# Stored data:
━━━
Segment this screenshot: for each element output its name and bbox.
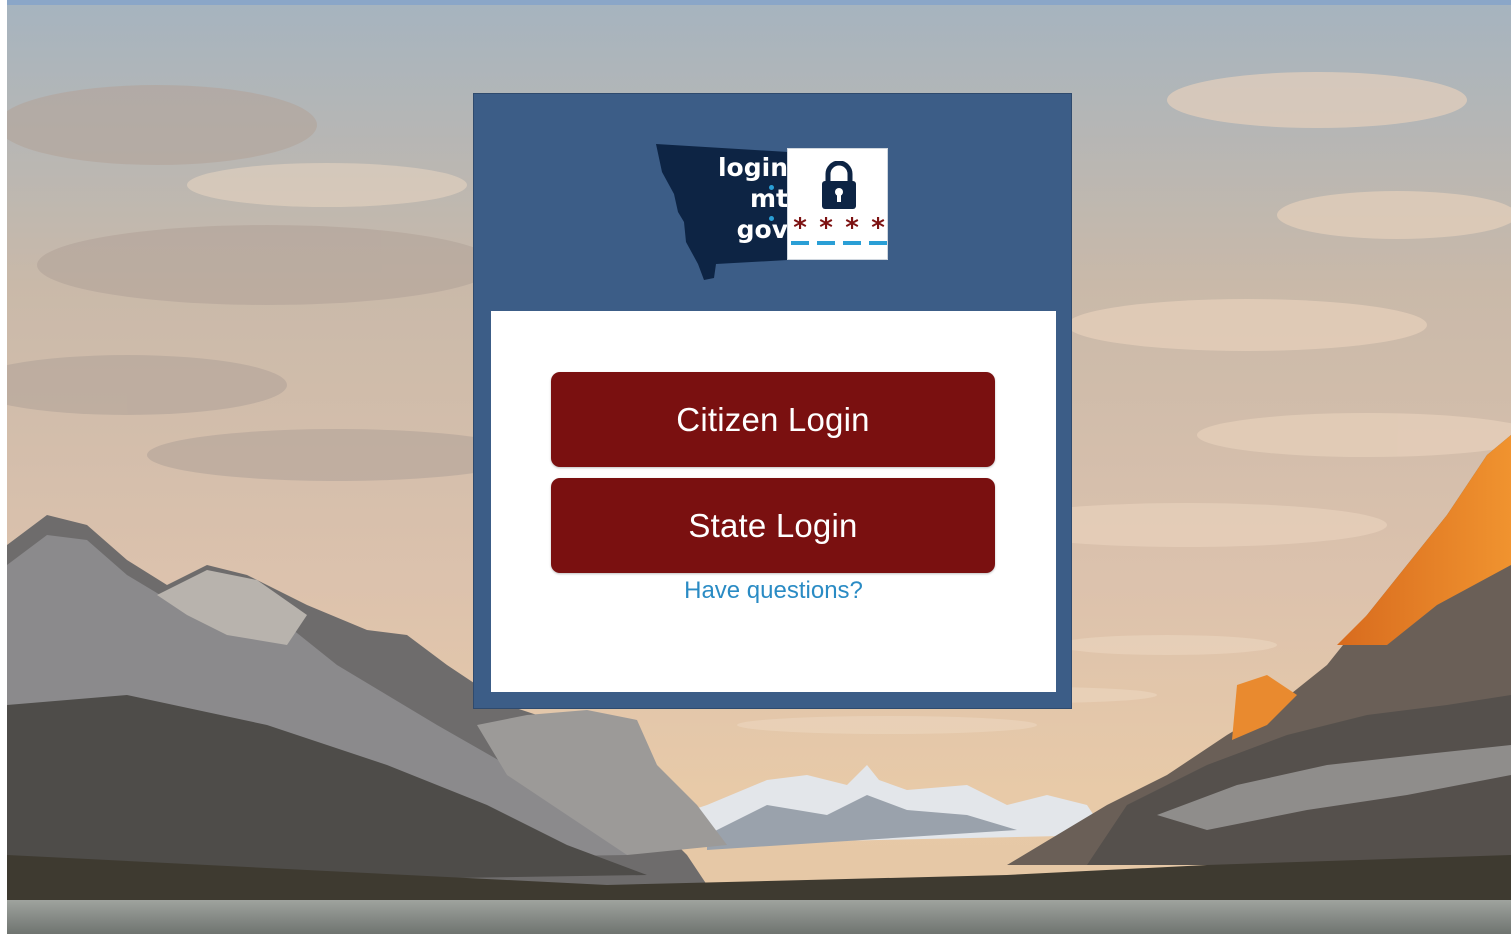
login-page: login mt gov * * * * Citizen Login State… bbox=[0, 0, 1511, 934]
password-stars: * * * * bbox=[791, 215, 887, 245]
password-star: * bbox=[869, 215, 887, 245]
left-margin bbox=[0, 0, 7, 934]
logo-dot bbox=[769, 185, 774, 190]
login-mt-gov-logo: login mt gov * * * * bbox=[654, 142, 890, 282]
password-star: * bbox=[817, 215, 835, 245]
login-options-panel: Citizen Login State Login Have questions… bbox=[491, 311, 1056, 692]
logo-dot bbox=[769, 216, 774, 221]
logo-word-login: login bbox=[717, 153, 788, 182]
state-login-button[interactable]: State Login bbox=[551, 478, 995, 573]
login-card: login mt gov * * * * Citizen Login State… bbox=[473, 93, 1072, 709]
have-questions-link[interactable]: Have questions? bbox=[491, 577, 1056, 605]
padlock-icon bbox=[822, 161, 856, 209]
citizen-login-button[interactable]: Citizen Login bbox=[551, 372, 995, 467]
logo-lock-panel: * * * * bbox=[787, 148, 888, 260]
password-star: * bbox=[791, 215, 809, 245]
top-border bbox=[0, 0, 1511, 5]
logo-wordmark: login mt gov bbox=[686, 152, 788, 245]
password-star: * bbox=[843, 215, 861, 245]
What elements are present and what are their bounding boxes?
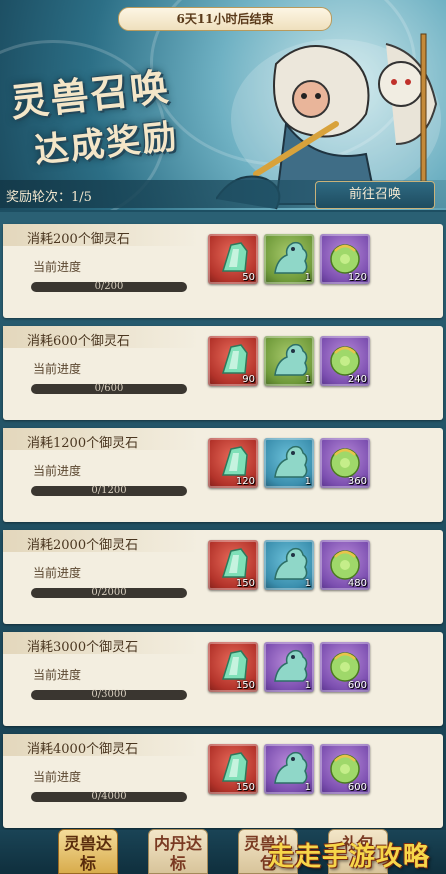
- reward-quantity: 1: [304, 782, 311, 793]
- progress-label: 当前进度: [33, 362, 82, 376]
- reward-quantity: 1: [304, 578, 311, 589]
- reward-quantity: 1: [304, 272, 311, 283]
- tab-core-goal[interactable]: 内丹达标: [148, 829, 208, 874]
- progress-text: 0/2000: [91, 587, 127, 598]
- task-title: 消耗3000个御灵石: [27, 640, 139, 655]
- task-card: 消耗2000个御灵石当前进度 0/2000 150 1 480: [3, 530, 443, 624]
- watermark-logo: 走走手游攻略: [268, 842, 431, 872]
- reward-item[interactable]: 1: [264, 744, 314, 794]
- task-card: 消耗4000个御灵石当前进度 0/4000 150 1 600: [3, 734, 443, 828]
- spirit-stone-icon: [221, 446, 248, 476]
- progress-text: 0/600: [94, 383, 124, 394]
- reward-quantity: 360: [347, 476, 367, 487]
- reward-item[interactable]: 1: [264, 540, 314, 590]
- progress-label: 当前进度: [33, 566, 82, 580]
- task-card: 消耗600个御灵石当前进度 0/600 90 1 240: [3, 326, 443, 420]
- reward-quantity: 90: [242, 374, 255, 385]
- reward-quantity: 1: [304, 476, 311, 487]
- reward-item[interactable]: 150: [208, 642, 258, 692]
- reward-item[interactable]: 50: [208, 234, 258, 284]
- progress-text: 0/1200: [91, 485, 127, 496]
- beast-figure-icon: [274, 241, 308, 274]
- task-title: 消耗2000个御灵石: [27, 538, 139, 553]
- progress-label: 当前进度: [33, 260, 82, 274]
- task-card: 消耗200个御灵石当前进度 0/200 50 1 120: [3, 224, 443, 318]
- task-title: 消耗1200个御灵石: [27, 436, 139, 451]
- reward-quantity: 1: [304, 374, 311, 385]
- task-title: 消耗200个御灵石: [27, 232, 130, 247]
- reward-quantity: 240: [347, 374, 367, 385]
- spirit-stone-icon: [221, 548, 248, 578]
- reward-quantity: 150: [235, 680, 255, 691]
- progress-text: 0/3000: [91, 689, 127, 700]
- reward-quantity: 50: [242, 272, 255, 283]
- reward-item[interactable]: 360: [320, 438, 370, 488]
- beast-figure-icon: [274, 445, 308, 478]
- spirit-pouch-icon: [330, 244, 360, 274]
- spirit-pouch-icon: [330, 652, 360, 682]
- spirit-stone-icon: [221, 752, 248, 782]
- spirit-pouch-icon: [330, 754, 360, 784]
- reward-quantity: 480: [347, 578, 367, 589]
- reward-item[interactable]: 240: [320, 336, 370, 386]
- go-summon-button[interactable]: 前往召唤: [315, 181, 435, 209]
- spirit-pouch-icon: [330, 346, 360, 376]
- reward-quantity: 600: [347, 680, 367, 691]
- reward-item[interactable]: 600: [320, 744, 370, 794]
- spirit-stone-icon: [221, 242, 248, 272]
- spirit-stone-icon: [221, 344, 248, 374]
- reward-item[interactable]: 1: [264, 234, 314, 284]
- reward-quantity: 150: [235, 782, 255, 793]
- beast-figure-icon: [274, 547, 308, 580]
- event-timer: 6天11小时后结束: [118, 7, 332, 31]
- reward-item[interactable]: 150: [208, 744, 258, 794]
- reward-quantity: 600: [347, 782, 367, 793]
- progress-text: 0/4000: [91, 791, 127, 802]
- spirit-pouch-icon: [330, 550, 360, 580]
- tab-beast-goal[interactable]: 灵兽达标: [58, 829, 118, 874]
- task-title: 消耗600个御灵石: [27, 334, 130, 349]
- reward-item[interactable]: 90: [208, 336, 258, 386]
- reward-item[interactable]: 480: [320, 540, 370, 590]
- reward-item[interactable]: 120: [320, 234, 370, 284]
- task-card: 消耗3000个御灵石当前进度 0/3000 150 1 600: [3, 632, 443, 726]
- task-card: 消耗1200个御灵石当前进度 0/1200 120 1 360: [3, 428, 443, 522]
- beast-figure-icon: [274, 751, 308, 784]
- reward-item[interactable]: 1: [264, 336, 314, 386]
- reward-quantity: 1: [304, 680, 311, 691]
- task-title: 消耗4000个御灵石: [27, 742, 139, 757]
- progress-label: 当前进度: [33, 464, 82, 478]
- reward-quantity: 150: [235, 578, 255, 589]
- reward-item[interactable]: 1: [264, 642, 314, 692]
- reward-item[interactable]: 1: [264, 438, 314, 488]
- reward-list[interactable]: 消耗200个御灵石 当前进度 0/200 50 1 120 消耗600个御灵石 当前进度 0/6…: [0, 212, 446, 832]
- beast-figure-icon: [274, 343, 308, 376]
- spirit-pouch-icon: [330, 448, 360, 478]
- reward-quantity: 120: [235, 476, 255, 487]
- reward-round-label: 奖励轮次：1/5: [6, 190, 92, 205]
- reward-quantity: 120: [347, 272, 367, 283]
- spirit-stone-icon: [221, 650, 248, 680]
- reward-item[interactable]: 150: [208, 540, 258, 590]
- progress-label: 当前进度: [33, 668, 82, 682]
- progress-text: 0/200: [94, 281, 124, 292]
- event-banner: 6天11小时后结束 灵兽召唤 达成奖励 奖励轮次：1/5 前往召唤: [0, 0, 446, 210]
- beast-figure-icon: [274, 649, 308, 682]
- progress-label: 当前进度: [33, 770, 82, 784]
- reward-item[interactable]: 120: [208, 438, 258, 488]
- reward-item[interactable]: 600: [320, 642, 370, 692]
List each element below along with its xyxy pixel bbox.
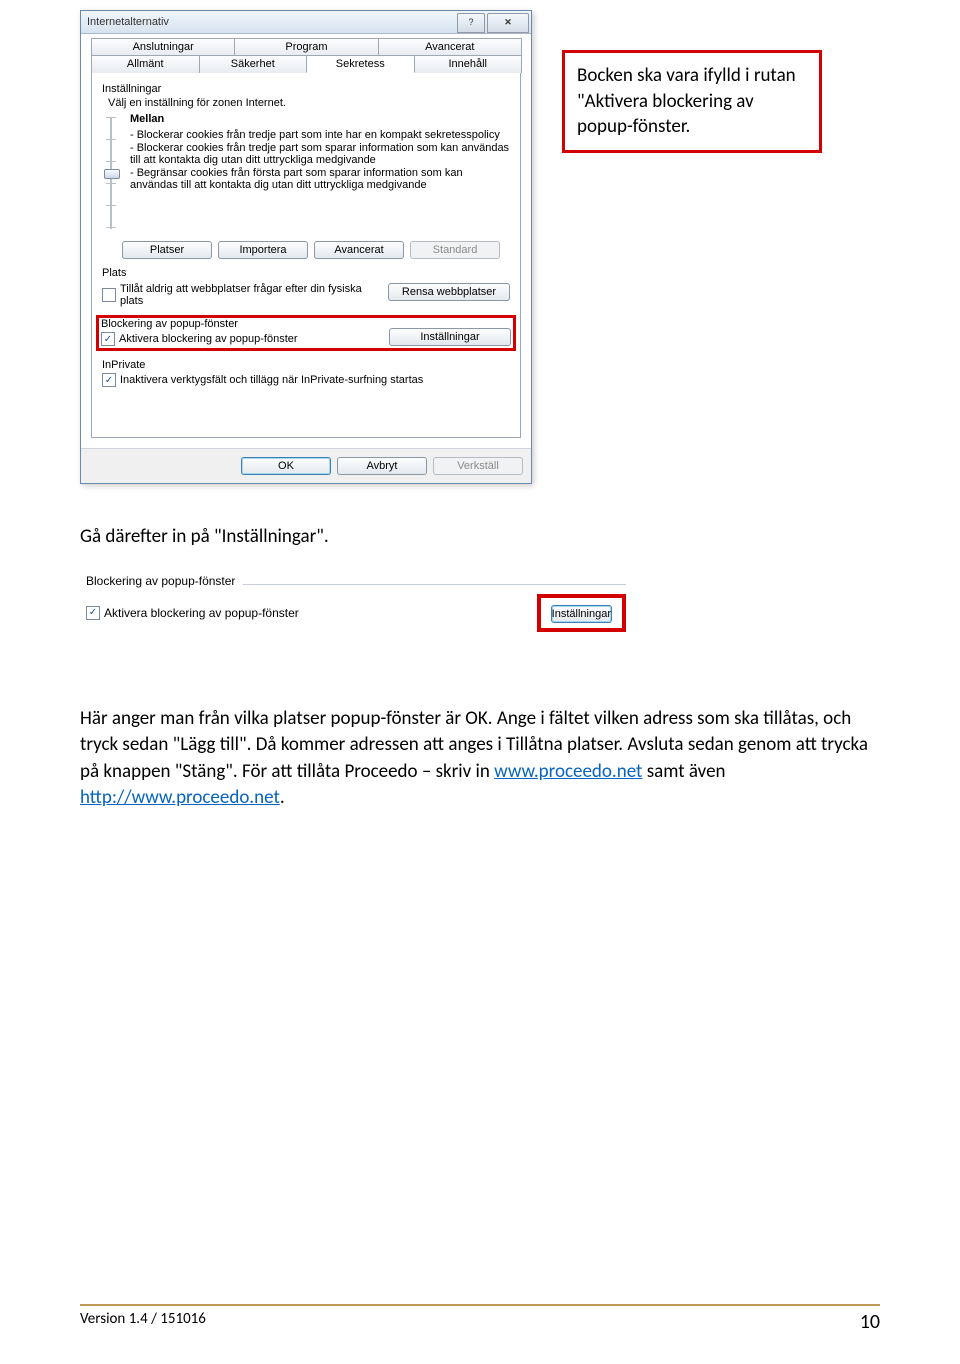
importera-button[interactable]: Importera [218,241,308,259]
━━━
# What to do:
Can you set down the whole listing above word for word, leaving out the pictures?

# Result of the task:
Segment this screenshot: for each element output its name and bbox.
login-page: login mt gov * * * * Citizen Login State… bbox=[0, 0, 1511, 934]
password-stars: * * * * bbox=[791, 215, 887, 245]
password-star: * bbox=[869, 215, 887, 245]
left-margin bbox=[0, 0, 7, 934]
logo-dot bbox=[769, 185, 774, 190]
login-mt-gov-logo: login mt gov * * * * bbox=[654, 142, 890, 282]
password-star: * bbox=[817, 215, 835, 245]
login-options-panel: Citizen Login State Login Have questions… bbox=[491, 311, 1056, 692]
logo-dot bbox=[769, 216, 774, 221]
logo-word-login: login bbox=[717, 153, 788, 182]
state-login-button[interactable]: State Login bbox=[551, 478, 995, 573]
login-card: login mt gov * * * * Citizen Login State… bbox=[473, 93, 1072, 709]
have-questions-link[interactable]: Have questions? bbox=[491, 577, 1056, 605]
padlock-icon bbox=[822, 161, 856, 209]
citizen-login-button[interactable]: Citizen Login bbox=[551, 372, 995, 467]
logo-lock-panel: * * * * bbox=[787, 148, 888, 260]
password-star: * bbox=[791, 215, 809, 245]
top-border bbox=[0, 0, 1511, 5]
logo-wordmark: login mt gov bbox=[686, 152, 788, 245]
password-star: * bbox=[843, 215, 861, 245]
What elements are present and what are their bounding boxes?
- reward-quantity: 1: [304, 782, 311, 793]
- progress-label: 当前进度: [33, 362, 82, 376]
- reward-quantity: 1: [304, 578, 311, 589]
- reward-quantity: 1: [304, 272, 311, 283]
- tab-core-goal[interactable]: 内丹达标: [148, 829, 208, 874]
- progress-text: 0/2000: [91, 587, 127, 598]
- task-title: 消耗3000个御灵石: [27, 640, 139, 655]
- task-card: 消耗2000个御灵石当前进度 0/2000 150 1 480: [3, 530, 443, 624]
- watermark-logo: 走走手游攻略: [268, 842, 431, 872]
- reward-item[interactable]: 1: [264, 744, 314, 794]
- task-card: 消耗4000个御灵石当前进度 0/4000 150 1 600: [3, 734, 443, 828]
- spirit-stone-icon: [221, 446, 248, 476]
- progress-text: 0/600: [94, 383, 124, 394]
- reward-quantity: 360: [347, 476, 367, 487]
- reward-item[interactable]: 1: [264, 540, 314, 590]
- progress-label: 当前进度: [33, 566, 82, 580]
- task-card: 消耗600个御灵石当前进度 0/600 90 1 240: [3, 326, 443, 420]
- reward-quantity: 90: [242, 374, 255, 385]
- reward-quantity: 1: [304, 476, 311, 487]
- reward-item[interactable]: 150: [208, 642, 258, 692]
- reward-item[interactable]: 50: [208, 234, 258, 284]
- progress-text: 0/1200: [91, 485, 127, 496]
- beast-figure-icon: [274, 241, 308, 274]
- task-title: 消耗2000个御灵石: [27, 538, 139, 553]
- progress-label: 当前进度: [33, 260, 82, 274]
- task-card: 消耗200个御灵石当前进度 0/200 50 1 120: [3, 224, 443, 318]
- task-title: 消耗1200个御灵石: [27, 436, 139, 451]
- reward-quantity: 1: [304, 374, 311, 385]
- task-title: 消耗200个御灵石: [27, 232, 130, 247]
- reward-quantity: 240: [347, 374, 367, 385]
- spirit-stone-icon: [221, 548, 248, 578]
- reward-quantity: 150: [235, 680, 255, 691]
- progress-text: 0/3000: [91, 689, 127, 700]
- reward-quantity: 50: [242, 272, 255, 283]
- reward-item[interactable]: 360: [320, 438, 370, 488]
- beast-figure-icon: [274, 445, 308, 478]
- spirit-pouch-icon: [330, 244, 360, 274]
- spirit-pouch-icon: [330, 652, 360, 682]
- spirit-stone-icon: [221, 752, 248, 782]
- spirit-pouch-icon: [330, 754, 360, 784]
- reward-quantity: 480: [347, 578, 367, 589]
- reward-item[interactable]: 240: [320, 336, 370, 386]
- go-summon-button[interactable]: 前往召唤: [315, 181, 435, 209]
- spirit-pouch-icon: [330, 346, 360, 376]
- reward-quantity: 600: [347, 680, 367, 691]
- reward-item[interactable]: 600: [320, 744, 370, 794]
- spirit-stone-icon: [221, 242, 248, 272]
- spirit-stone-icon: [221, 344, 248, 374]
- reward-item[interactable]: 1: [264, 234, 314, 284]
- reward-quantity: 150: [235, 782, 255, 793]
- beast-figure-icon: [274, 547, 308, 580]
- event-timer: 6天11小时后结束: [118, 7, 332, 31]
- reward-item[interactable]: 150: [208, 744, 258, 794]
- reward-quantity: 600: [347, 782, 367, 793]
- progress-text: 0/4000: [91, 791, 127, 802]
- spirit-pouch-icon: [330, 550, 360, 580]
- tab-beast-goal[interactable]: 灵兽达标: [58, 829, 118, 874]
- task-title: 消耗600个御灵石: [27, 334, 130, 349]
- reward-item[interactable]: 90: [208, 336, 258, 386]
- reward-item[interactable]: 480: [320, 540, 370, 590]
- reward-item[interactable]: 120: [320, 234, 370, 284]
- task-card: 消耗3000个御灵石当前进度 0/3000 150 1 600: [3, 632, 443, 726]
- task-card: 消耗1200个御灵石当前进度 0/1200 120 1 360: [3, 428, 443, 522]
- beast-figure-icon: [274, 751, 308, 784]
- reward-item[interactable]: 1: [264, 336, 314, 386]
- reward-quantity: 1: [304, 680, 311, 691]
- task-title: 消耗4000个御灵石: [27, 742, 139, 757]
- progress-label: 当前进度: [33, 464, 82, 478]
- reward-quantity: 150: [235, 578, 255, 589]
- reward-item[interactable]: 1: [264, 642, 314, 692]
- reward-item[interactable]: 1: [264, 438, 314, 488]
- reward-list[interactable]: 消耗200个御灵石 当前进度 0/200 50 1 120 消耗600个御灵石 当前进度 0/6…: [0, 212, 446, 832]
- beast-figure-icon: [274, 343, 308, 376]
- spirit-pouch-icon: [330, 448, 360, 478]
- reward-quantity: 120: [235, 476, 255, 487]
- reward-round-label: 奖励轮次：1/5: [6, 190, 92, 205]
- reward-quantity: 120: [347, 272, 367, 283]
- spirit-stone-icon: [221, 650, 248, 680]
- reward-item[interactable]: 150: [208, 540, 258, 590]
- progress-label: 当前进度: [33, 668, 82, 682]
- progress-text: 0/200: [94, 281, 124, 292]
- event-banner: 6天11小时后结束 灵兽召唤 达成奖励 奖励轮次：1/5 前往召唤: [0, 0, 446, 210]
- beast-figure-icon: [274, 649, 308, 682]
- progress-label: 当前进度: [33, 770, 82, 784]
- reward-item[interactable]: 120: [208, 438, 258, 488]
- reward-item[interactable]: 600: [320, 642, 370, 692]
List each element below along with its xyxy pixel bbox.
importera-button[interactable]: Importera [218,241,308,259]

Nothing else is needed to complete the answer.